Each entry must appear again exactly as it does in the source.

Data entries
....
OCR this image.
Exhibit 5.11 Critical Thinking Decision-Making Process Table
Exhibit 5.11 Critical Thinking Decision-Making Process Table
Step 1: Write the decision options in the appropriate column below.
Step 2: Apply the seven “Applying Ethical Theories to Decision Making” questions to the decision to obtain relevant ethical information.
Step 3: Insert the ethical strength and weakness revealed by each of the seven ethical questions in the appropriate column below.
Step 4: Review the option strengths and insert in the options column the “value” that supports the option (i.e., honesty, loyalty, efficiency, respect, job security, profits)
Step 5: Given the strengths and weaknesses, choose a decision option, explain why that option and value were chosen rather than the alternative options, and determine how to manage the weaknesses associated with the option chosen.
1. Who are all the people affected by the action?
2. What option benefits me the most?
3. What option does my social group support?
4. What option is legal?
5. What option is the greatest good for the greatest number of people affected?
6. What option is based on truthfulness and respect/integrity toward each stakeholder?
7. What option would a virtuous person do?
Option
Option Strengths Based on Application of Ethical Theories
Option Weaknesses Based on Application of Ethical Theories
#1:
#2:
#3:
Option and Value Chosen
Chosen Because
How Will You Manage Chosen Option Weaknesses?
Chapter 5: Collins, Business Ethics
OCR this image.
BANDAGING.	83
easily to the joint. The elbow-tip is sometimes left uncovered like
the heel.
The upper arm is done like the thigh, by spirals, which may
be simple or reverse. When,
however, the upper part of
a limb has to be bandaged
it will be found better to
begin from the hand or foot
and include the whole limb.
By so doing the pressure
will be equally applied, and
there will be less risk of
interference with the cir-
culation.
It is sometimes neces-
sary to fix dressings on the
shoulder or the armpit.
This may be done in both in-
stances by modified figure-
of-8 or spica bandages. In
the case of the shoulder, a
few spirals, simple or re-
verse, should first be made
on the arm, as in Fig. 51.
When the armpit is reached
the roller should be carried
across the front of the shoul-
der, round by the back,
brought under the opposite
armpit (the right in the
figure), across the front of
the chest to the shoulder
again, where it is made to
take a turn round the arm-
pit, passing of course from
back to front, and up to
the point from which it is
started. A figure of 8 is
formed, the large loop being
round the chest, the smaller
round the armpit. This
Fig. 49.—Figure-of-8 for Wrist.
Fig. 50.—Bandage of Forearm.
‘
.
....
Response:
OCR this image.
Exhibit 5.11 Critical Thinking Decision-Making Process Table
Exhibit 5.11 Critical Thinking Decision-Making Process Table
Step 1: Write the decision options in the appropriate column below.
Step 2: Apply the seven “Applying Ethical Theories to Decision Making” questions to the decision to obtain relevant ethical information.
Step 3: Insert the ethical strength and weakness revealed by each of the seven ethical questions in the appropriate column below.
Step 4: Review the option strengths and insert in the options column the “value” that supports the option (i.e., honesty, loyalty, efficiency, respect, job security, profits)
Step 5: Given the strengths and weaknesses, choose a decision option, explain why that option and value were chosen rather than the alternative options, and determine how to manage the weaknesses associated with the option chosen.
1. Who are all the people affected by the action?
2. What option benefits me the most?
3. What option does my social group support?
4. What option is legal?
5. What option is the greatest good for the greatest number of people affected?
6. What option is based on truthfulness and respect/integrity toward each stakeholder?
7. What option would a virtuous person do?
Option
Option Strengths Based on Application of Ethical Theories
Option Weaknesses Based on Application of Ethical Theories
#1:
#2:
#3:
Option and Value Chosen
Chosen Because
How Will You Manage Chosen Option Weaknesses?
Chapter 5: Collins, Business Ethics
OCR this image.
BANDAGING.	83
easily to the joint. The elbow-tip is sometimes left uncovered like
the heel.
The upper arm is done like the thigh, by spirals, which may
be simple or reverse. When,
however, the upper part of
a limb has to be bandaged
it will be found better to
begin from the hand or foot
and include the whole limb.
By so doing the pressure
will be equally applied, and
there will be less risk of
interference with the cir-
culation.
It is sometimes neces-
sary to fix dressings on the
shoulder or the armpit.
This may be done in both in-
stances by modified figure-
of-8 or spica bandages. In
the case of the shoulder, a
few spirals, simple or re-
verse, should first be made
on the arm, as in Fig. 51.
When the armpit is reached
the roller should be carried
across the front of the shoul-
der, round by the back,
brought under the opposite
armpit (the right in the
figure), across the front of
the chest to the shoulder
again, where it is made to
take a turn round the arm-
pit, passing of course from
back to front, and up to
the point from which it is
started. A figure of 8 is
formed, the large loop being
round the chest, the smaller
round the armpit. This
Fig. 49.—Figure-of-8 for Wrist.
Fig. 50.—Bandage of Forearm.
‘
.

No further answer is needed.